• What needs to be done: Write out the whole listing again, exactly as given.

■ ■ ■ ■ ■ ■ ■

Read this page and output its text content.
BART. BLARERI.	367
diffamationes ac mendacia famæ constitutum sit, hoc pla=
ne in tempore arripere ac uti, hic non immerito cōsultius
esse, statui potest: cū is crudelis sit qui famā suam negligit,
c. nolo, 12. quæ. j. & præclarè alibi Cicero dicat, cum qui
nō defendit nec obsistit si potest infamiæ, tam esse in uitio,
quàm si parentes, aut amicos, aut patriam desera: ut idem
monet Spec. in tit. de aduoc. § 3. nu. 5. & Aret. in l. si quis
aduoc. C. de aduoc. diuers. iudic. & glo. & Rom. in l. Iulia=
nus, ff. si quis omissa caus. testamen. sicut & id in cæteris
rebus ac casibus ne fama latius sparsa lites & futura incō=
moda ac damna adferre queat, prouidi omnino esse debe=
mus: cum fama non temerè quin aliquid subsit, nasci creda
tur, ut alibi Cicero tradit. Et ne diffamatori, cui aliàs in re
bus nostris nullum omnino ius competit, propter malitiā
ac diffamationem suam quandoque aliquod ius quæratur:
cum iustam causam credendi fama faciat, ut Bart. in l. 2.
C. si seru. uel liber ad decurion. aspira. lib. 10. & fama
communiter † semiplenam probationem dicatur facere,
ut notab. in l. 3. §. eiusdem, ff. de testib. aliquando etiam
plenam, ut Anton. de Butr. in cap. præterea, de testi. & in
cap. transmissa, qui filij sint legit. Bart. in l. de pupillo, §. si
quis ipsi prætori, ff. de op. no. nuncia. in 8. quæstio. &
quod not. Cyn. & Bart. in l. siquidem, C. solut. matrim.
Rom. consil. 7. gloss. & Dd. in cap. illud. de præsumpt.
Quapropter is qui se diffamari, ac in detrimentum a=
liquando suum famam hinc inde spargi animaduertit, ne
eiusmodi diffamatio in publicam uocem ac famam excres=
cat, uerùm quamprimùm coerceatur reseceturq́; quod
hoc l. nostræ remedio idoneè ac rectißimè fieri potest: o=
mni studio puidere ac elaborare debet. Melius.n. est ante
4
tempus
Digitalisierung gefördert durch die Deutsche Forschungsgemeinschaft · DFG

■ ■ ■ ■ ■ ■ ■

• Output for this task:
Read this page and output its text content.
BART. BLARERI.	367
diffamationes ac mendacia famæ constitutum sit, hoc pla=
ne in tempore arripere ac uti, hic non immerito cōsultius
esse, statui potest: cū is crudelis sit qui famā suam negligit,
c. nolo, 12. quæ. j. & præclarè alibi Cicero dicat, cum qui
nō defendit nec obsistit si potest infamiæ, tam esse in uitio,
quàm si parentes, aut amicos, aut patriam desera: ut idem
monet Spec. in tit. de aduoc. § 3. nu. 5. & Aret. in l. si quis
aduoc. C. de aduoc. diuers. iudic. & glo. & Rom. in l. Iulia=
nus, ff. si quis omissa caus. testamen. sicut & id in cæteris
rebus ac casibus ne fama latius sparsa lites & futura incō=
moda ac damna adferre queat, prouidi omnino esse debe=
mus: cum fama non temerè quin aliquid subsit, nasci creda
tur, ut alibi Cicero tradit. Et ne diffamatori, cui aliàs in re
bus nostris nullum omnino ius competit, propter malitiā
ac diffamationem suam quandoque aliquod ius quæratur:
cum iustam causam credendi fama faciat, ut Bart. in l. 2.
C. si seru. uel liber ad decurion. aspira. lib. 10. & fama
communiter † semiplenam probationem dicatur facere,
ut notab. in l. 3. §. eiusdem, ff. de testib. aliquando etiam
plenam, ut Anton. de Butr. in cap. præterea, de testi. & in
cap. transmissa, qui filij sint legit. Bart. in l. de pupillo, §. si
quis ipsi prætori, ff. de op. no. nuncia. in 8. quæstio. &
quod not. Cyn. & Bart. in l. siquidem, C. solut. matrim.
Rom. consil. 7. gloss. & Dd. in cap. illud. de præsumpt.
Quapropter is qui se diffamari, ac in detrimentum a=
liquando suum famam hinc inde spargi animaduertit, ne
eiusmodi diffamatio in publicam uocem ac famam excres=
cat, uerùm quamprimùm coerceatur reseceturq́; quod
hoc l. nostræ remedio idoneè ac rectißimè fieri potest: o=
mni studio puidere ac elaborare debet. Melius.n. est ante
4
tempus
Digitalisierung gefördert durch die Deutsche Forschungsgemeinschaft · DFG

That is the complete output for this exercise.